What is required: Transcribe all of the rows below verbatim, leaving the pictures out of your answer.

[START OF Listed entries]

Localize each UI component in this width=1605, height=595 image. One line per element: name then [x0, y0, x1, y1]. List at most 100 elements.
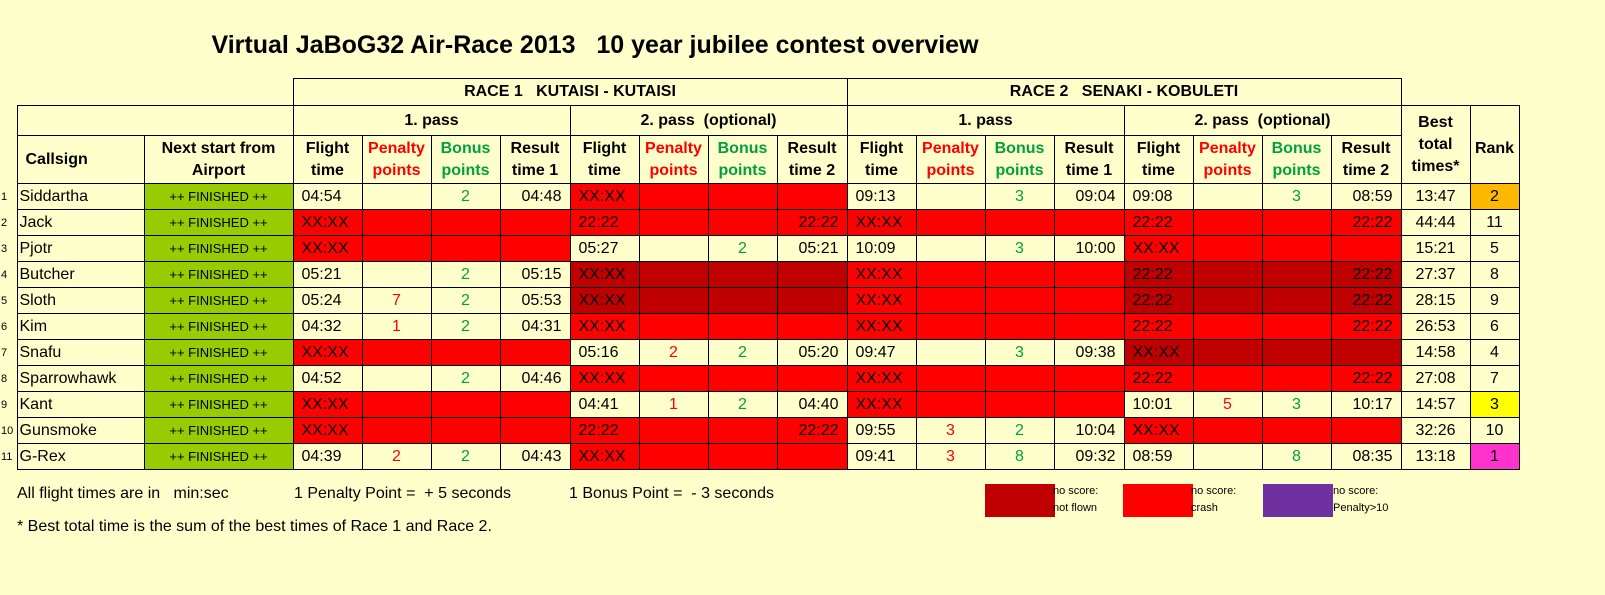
penalty-points-header-line1: Penalty	[1199, 139, 1256, 157]
header-flight-time: Flight time	[846, 135, 917, 184]
bonus-cell: 3	[1261, 183, 1332, 210]
result-cell	[776, 313, 848, 340]
penalty-cell	[1192, 339, 1263, 366]
penalty-cell	[1192, 261, 1263, 288]
flight-time-cell: 10:09	[846, 235, 917, 262]
penalty-cell	[915, 339, 986, 366]
result-cell: 05:15	[499, 261, 571, 288]
bonus-points-header-line1: Bonus	[1271, 139, 1322, 157]
header-bonus-points: Bonus points	[430, 135, 501, 184]
penalty-cell	[915, 287, 986, 314]
bonus-cell	[430, 339, 501, 366]
flight-time-header-line2: time	[1142, 161, 1175, 179]
result-cell: 04:46	[499, 365, 571, 392]
penalty-cell	[915, 391, 986, 418]
header-penalty-points: Penalty points	[361, 135, 432, 184]
rank-cell: 1	[1469, 443, 1520, 470]
flight-time-cell: 22:22	[1123, 209, 1194, 236]
flight-time-cell: 10:01	[1123, 391, 1194, 418]
penalty-cell	[915, 365, 986, 392]
penalty-cell	[361, 417, 432, 444]
bonus-cell: 3	[984, 183, 1055, 210]
flight-time-cell: XX:XX	[569, 261, 640, 288]
rank-cell: 5	[1469, 235, 1520, 262]
result-cell	[1053, 391, 1125, 418]
flight-time-cell: 22:22	[1123, 313, 1194, 340]
callsign-cell: Siddartha	[16, 183, 145, 210]
penalty-cell	[915, 209, 986, 236]
header-penalty-points: Penalty points	[638, 135, 709, 184]
legend-swatch-crash	[1123, 484, 1193, 517]
rank-cell: 10	[1469, 417, 1520, 444]
result-cell: 10:00	[1053, 235, 1125, 262]
flight-time-cell: 22:22	[1123, 261, 1194, 288]
result-cell	[1330, 339, 1402, 366]
bonus-points-header-line2: points	[995, 161, 1044, 179]
callsign-header: Callsign	[16, 135, 145, 184]
flight-time-cell: XX:XX	[292, 339, 363, 366]
best-total-cell: 32:26	[1400, 417, 1471, 444]
result-cell	[499, 339, 571, 366]
flight-time-cell: XX:XX	[846, 365, 917, 392]
next-start-cell: ++ FINISHED ++	[143, 391, 294, 418]
flight-time-cell: 05:24	[292, 287, 363, 314]
result-cell	[1053, 261, 1125, 288]
header-result-time-1: Result time 1	[1053, 135, 1125, 184]
penalty-cell	[638, 365, 709, 392]
header-flight-time: Flight time	[569, 135, 640, 184]
penalty-cell	[915, 313, 986, 340]
header-bonus-points: Bonus points	[984, 135, 1055, 184]
footer-note: * Best total time is the sum of the best…	[17, 518, 492, 535]
next-start-header: Next start from Airport	[143, 135, 294, 184]
best-total-cell: 13:47	[1400, 183, 1471, 210]
flight-time-header-line1: Flight	[859, 139, 904, 157]
penalty-cell: 1	[361, 313, 432, 340]
flight-time-cell: XX:XX	[292, 209, 363, 236]
result-cell: 22:22	[1330, 287, 1402, 314]
result-cell: 05:53	[499, 287, 571, 314]
result-cell: 09:32	[1053, 443, 1125, 470]
flight-time-cell: 04:39	[292, 443, 363, 470]
flight-time-header-line2: time	[588, 161, 621, 179]
rank-cell: 2	[1469, 183, 1520, 210]
bonus-cell: 3	[984, 235, 1055, 262]
penalty-cell	[1192, 287, 1263, 314]
race1-pass2-header: 2. pass (optional)	[569, 105, 848, 136]
penalty-cell	[1192, 443, 1263, 470]
header-penalty-points: Penalty points	[1192, 135, 1263, 184]
result-cell: 04:43	[499, 443, 571, 470]
flight-time-cell: 09:47	[846, 339, 917, 366]
penalty-points-header-line2: points	[1203, 161, 1252, 179]
next-start-cell: ++ FINISHED ++	[143, 339, 294, 366]
penalty-points-header-line2: points	[372, 161, 421, 179]
table-row: 2 Jack ++ FINISHED ++ XX:XX 22:22 22:22 XX:XX 2…	[0, 209, 1520, 236]
row-number: 3	[1, 242, 8, 255]
table-row: 1 Siddartha ++ FINISHED ++ 04:54 2 04:48 XX:XX…	[0, 183, 1520, 210]
penalty-points-header-line1: Penalty	[368, 139, 425, 157]
penalty-cell	[915, 261, 986, 288]
penalty-cell	[1192, 183, 1263, 210]
flight-time-header-line1: Flight	[305, 139, 350, 157]
result-cell: 22:22	[1330, 261, 1402, 288]
flight-time-cell: XX:XX	[569, 365, 640, 392]
table-row: 8 Sparrowhawk ++ FINISHED ++ 04:52 2 04:46 XX:…	[0, 365, 1520, 392]
penalty-cell	[1192, 365, 1263, 392]
result-time-1-header-line2: time 1	[511, 161, 559, 179]
result-cell: 22:22	[1330, 313, 1402, 340]
penalty-cell	[915, 183, 986, 210]
bonus-cell: 8	[984, 443, 1055, 470]
bonus-cell	[1261, 261, 1332, 288]
next-start-cell: ++ FINISHED ++	[143, 261, 294, 288]
bonus-cell	[984, 365, 1055, 392]
penalty-points-header-line2: points	[649, 161, 698, 179]
race2-header: RACE 2 SENAKI - KOBULETI	[846, 78, 1402, 106]
row-number: 11	[1, 450, 13, 463]
result-cell: 05:20	[776, 339, 848, 366]
result-cell	[776, 443, 848, 470]
penalty-cell	[361, 391, 432, 418]
result-cell	[499, 235, 571, 262]
best-total-cell: 28:15	[1400, 287, 1471, 314]
penalty-cell	[638, 261, 709, 288]
flight-time-cell: 09:13	[846, 183, 917, 210]
penalty-cell: 3	[915, 443, 986, 470]
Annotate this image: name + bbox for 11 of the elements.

[END OF Listed entries]

Answer:
Localize each UI component in this width=1605, height=595 image. One line per element: name then [x0, y0, x1, y1]. List at most 100 elements.
penalty-points-header-line1: Penalty	[1199, 139, 1256, 157]
header-flight-time: Flight time	[846, 135, 917, 184]
bonus-cell: 3	[1261, 183, 1332, 210]
result-cell	[776, 313, 848, 340]
penalty-cell	[1192, 339, 1263, 366]
penalty-cell	[1192, 261, 1263, 288]
flight-time-cell: 10:09	[846, 235, 917, 262]
penalty-cell	[915, 339, 986, 366]
result-cell: 05:15	[499, 261, 571, 288]
bonus-points-header-line1: Bonus	[1271, 139, 1322, 157]
header-bonus-points: Bonus points	[430, 135, 501, 184]
penalty-cell	[915, 287, 986, 314]
bonus-cell	[430, 339, 501, 366]
flight-time-header-line2: time	[1142, 161, 1175, 179]
result-cell: 04:46	[499, 365, 571, 392]
penalty-cell	[915, 391, 986, 418]
header-penalty-points: Penalty points	[361, 135, 432, 184]
rank-cell: 1	[1469, 443, 1520, 470]
flight-time-cell: 22:22	[1123, 209, 1194, 236]
flight-time-cell: 10:01	[1123, 391, 1194, 418]
penalty-cell	[915, 365, 986, 392]
penalty-cell	[361, 417, 432, 444]
bonus-cell: 3	[984, 183, 1055, 210]
flight-time-cell: XX:XX	[569, 261, 640, 288]
rank-cell: 5	[1469, 235, 1520, 262]
result-cell	[1053, 391, 1125, 418]
flight-time-cell: 22:22	[1123, 313, 1194, 340]
callsign-cell: Siddartha	[16, 183, 145, 210]
penalty-cell	[915, 209, 986, 236]
header-penalty-points: Penalty points	[638, 135, 709, 184]
legend-swatch-crash	[1123, 484, 1193, 517]
rank-cell: 10	[1469, 417, 1520, 444]
result-cell: 10:00	[1053, 235, 1125, 262]
flight-time-cell: 22:22	[1123, 261, 1194, 288]
result-cell	[1330, 339, 1402, 366]
bonus-points-header-line2: points	[995, 161, 1044, 179]
callsign-header: Callsign	[16, 135, 145, 184]
flight-time-cell: XX:XX	[292, 339, 363, 366]
best-total-cell: 32:26	[1400, 417, 1471, 444]
result-cell	[499, 339, 571, 366]
flight-time-cell: XX:XX	[846, 365, 917, 392]
next-start-cell: ++ FINISHED ++	[143, 391, 294, 418]
flight-time-cell: 05:24	[292, 287, 363, 314]
result-cell	[1053, 261, 1125, 288]
header-result-time-1: Result time 1	[1053, 135, 1125, 184]
penalty-cell	[638, 365, 709, 392]
header-flight-time: Flight time	[569, 135, 640, 184]
penalty-cell	[915, 313, 986, 340]
header-bonus-points: Bonus points	[984, 135, 1055, 184]
footer-note: * Best total time is the sum of the best…	[17, 518, 492, 535]
next-start-header: Next start from Airport	[143, 135, 294, 184]
best-total-cell: 13:47	[1400, 183, 1471, 210]
flight-time-header-line1: Flight	[859, 139, 904, 157]
penalty-cell: 1	[361, 313, 432, 340]
flight-time-cell: XX:XX	[292, 209, 363, 236]
result-cell: 22:22	[1330, 287, 1402, 314]
result-cell: 05:53	[499, 287, 571, 314]
result-cell: 09:32	[1053, 443, 1125, 470]
flight-time-cell: 04:39	[292, 443, 363, 470]
flight-time-header-line2: time	[588, 161, 621, 179]
rank-cell: 2	[1469, 183, 1520, 210]
bonus-cell: 3	[984, 235, 1055, 262]
penalty-cell	[1192, 287, 1263, 314]
race1-pass2-header: 2. pass (optional)	[569, 105, 848, 136]
penalty-cell	[1192, 443, 1263, 470]
header-penalty-points: Penalty points	[1192, 135, 1263, 184]
result-cell: 04:43	[499, 443, 571, 470]
flight-time-cell: 09:47	[846, 339, 917, 366]
penalty-points-header-line2: points	[1203, 161, 1252, 179]
next-start-cell: ++ FINISHED ++	[143, 339, 294, 366]
penalty-points-header-line2: points	[372, 161, 421, 179]
table-row: 2 Jack ++ FINISHED ++ XX:XX 22:22 22:22 XX:XX 2…	[0, 209, 1520, 236]
row-number: 3	[1, 242, 8, 255]
table-row: 1 Siddartha ++ FINISHED ++ 04:54 2 04:48 XX:XX…	[0, 183, 1520, 210]
penalty-points-header-line1: Penalty	[368, 139, 425, 157]
penalty-cell	[915, 261, 986, 288]
penalty-cell	[1192, 183, 1263, 210]
flight-time-header-line1: Flight	[305, 139, 350, 157]
result-cell: 22:22	[1330, 261, 1402, 288]
flight-time-cell: XX:XX	[569, 365, 640, 392]
table-row: 8 Sparrowhawk ++ FINISHED ++ 04:52 2 04:46 XX:…	[0, 365, 1520, 392]
penalty-cell	[1192, 365, 1263, 392]
result-time-1-header-line2: time 1	[511, 161, 559, 179]
result-cell: 22:22	[1330, 313, 1402, 340]
penalty-cell	[915, 183, 986, 210]
bonus-cell: 8	[984, 443, 1055, 470]
bonus-cell	[1261, 261, 1332, 288]
next-start-cell: ++ FINISHED ++	[143, 261, 294, 288]
bonus-cell	[984, 365, 1055, 392]
penalty-points-header-line2: points	[649, 161, 698, 179]
race2-header: RACE 2 SENAKI - KOBULETI	[846, 78, 1402, 106]
row-number: 11	[1, 450, 13, 463]
result-cell: 05:20	[776, 339, 848, 366]
result-cell	[776, 443, 848, 470]
penalty-cell	[361, 391, 432, 418]
result-cell	[499, 235, 571, 262]
best-total-cell: 28:15	[1400, 287, 1471, 314]
penalty-cell	[638, 261, 709, 288]
flight-time-cell: 09:13	[846, 183, 917, 210]
penalty-cell: 3	[915, 443, 986, 470]
Annotate this image: name + bbox for 11 of the elements.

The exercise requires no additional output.